→ EXERCISE OBJECTIVE
Transcribe the full listing below exactly.

== SUPPLIED DATA

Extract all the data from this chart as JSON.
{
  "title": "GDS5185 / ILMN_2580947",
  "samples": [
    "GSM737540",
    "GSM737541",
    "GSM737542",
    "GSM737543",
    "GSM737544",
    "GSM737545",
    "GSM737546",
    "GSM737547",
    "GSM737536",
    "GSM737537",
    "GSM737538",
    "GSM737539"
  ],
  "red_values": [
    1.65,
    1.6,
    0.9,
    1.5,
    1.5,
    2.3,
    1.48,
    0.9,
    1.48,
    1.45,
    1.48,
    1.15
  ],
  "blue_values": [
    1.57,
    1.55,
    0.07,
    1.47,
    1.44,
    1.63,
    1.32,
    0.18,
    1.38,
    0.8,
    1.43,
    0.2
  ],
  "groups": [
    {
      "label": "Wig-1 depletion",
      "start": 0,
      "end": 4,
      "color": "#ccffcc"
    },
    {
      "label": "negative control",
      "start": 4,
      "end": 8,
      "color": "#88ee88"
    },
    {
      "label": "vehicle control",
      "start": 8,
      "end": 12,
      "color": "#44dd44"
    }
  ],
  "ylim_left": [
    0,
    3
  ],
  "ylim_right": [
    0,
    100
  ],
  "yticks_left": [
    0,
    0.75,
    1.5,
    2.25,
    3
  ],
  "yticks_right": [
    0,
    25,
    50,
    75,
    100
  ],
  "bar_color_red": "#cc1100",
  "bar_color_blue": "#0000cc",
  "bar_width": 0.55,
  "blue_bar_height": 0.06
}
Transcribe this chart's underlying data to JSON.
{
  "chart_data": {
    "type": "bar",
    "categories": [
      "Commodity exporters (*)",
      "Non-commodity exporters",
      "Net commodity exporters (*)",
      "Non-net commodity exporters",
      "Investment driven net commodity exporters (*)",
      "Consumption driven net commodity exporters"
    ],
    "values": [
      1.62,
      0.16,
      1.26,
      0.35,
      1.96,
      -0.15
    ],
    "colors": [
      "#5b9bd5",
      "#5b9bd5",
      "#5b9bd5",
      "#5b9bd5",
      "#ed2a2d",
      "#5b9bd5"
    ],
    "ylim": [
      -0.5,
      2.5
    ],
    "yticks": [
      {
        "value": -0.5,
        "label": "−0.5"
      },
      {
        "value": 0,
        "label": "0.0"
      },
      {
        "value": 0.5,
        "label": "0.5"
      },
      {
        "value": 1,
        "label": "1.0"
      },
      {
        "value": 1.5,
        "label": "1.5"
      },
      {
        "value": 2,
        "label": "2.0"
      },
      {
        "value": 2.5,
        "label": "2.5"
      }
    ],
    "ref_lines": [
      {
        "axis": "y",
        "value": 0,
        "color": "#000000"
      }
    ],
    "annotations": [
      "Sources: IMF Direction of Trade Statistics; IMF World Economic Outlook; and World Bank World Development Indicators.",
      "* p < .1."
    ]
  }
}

====

→ RESULT OF THIS TASK
Extract all the data from this chart as JSON.
{
  "title": "GDS5185 / ILMN_2580947",
  "samples": [
    "GSM737540",
    "GSM737541",
    "GSM737542",
    "GSM737543",
    "GSM737544",
    "GSM737545",
    "GSM737546",
    "GSM737547",
    "GSM737536",
    "GSM737537",
    "GSM737538",
    "GSM737539"
  ],
  "red_values": [
    1.65,
    1.6,
    0.9,
    1.5,
    1.5,
    2.3,
    1.48,
    0.9,
    1.48,
    1.45,
    1.48,
    1.15
  ],
  "blue_values": [
    1.57,
    1.55,
    0.07,
    1.47,
    1.44,
    1.63,
    1.32,
    0.18,
    1.38,
    0.8,
    1.43,
    0.2
  ],
  "groups": [
    {
      "label": "Wig-1 depletion",
      "start": 0,
      "end": 4,
      "color": "#ccffcc"
    },
    {
      "label": "negative control",
      "start": 4,
      "end": 8,
      "color": "#88ee88"
    },
    {
      "label": "vehicle control",
      "start": 8,
      "end": 12,
      "color": "#44dd44"
    }
  ],
  "ylim_left": [
    0,
    3
  ],
  "ylim_right": [
    0,
    100
  ],
  "yticks_left": [
    0,
    0.75,
    1.5,
    2.25,
    3
  ],
  "yticks_right": [
    0,
    25,
    50,
    75,
    100
  ],
  "bar_color_red": "#cc1100",
  "bar_color_blue": "#0000cc",
  "bar_width": 0.55,
  "blue_bar_height": 0.06
}
Transcribe this chart's underlying data to JSON.
{
  "chart_data": {
    "type": "bar",
    "categories": [
      "Commodity exporters (*)",
      "Non-commodity exporters",
      "Net commodity exporters (*)",
      "Non-net commodity exporters",
      "Investment driven net commodity exporters (*)",
      "Consumption driven net commodity exporters"
    ],
    "values": [
      1.62,
      0.16,
      1.26,
      0.35,
      1.96,
      -0.15
    ],
    "colors": [
      "#5b9bd5",
      "#5b9bd5",
      "#5b9bd5",
      "#5b9bd5",
      "#ed2a2d",
      "#5b9bd5"
    ],
    "ylim": [
      -0.5,
      2.5
    ],
    "yticks": [
      {
        "value": -0.5,
        "label": "−0.5"
      },
      {
        "value": 0,
        "label": "0.0"
      },
      {
        "value": 0.5,
        "label": "0.5"
      },
      {
        "value": 1,
        "label": "1.0"
      },
      {
        "value": 1.5,
        "label": "1.5"
      },
      {
        "value": 2,
        "label": "2.0"
      },
      {
        "value": 2.5,
        "label": "2.5"
      }
    ],
    "ref_lines": [
      {
        "axis": "y",
        "value": 0,
        "color": "#000000"
      }
    ],
    "annotations": [
      "Sources: IMF Direction of Trade Statistics; IMF World Economic Outlook; and World Bank World Development Indicators.",
      "* p < .1."
    ]
  }
}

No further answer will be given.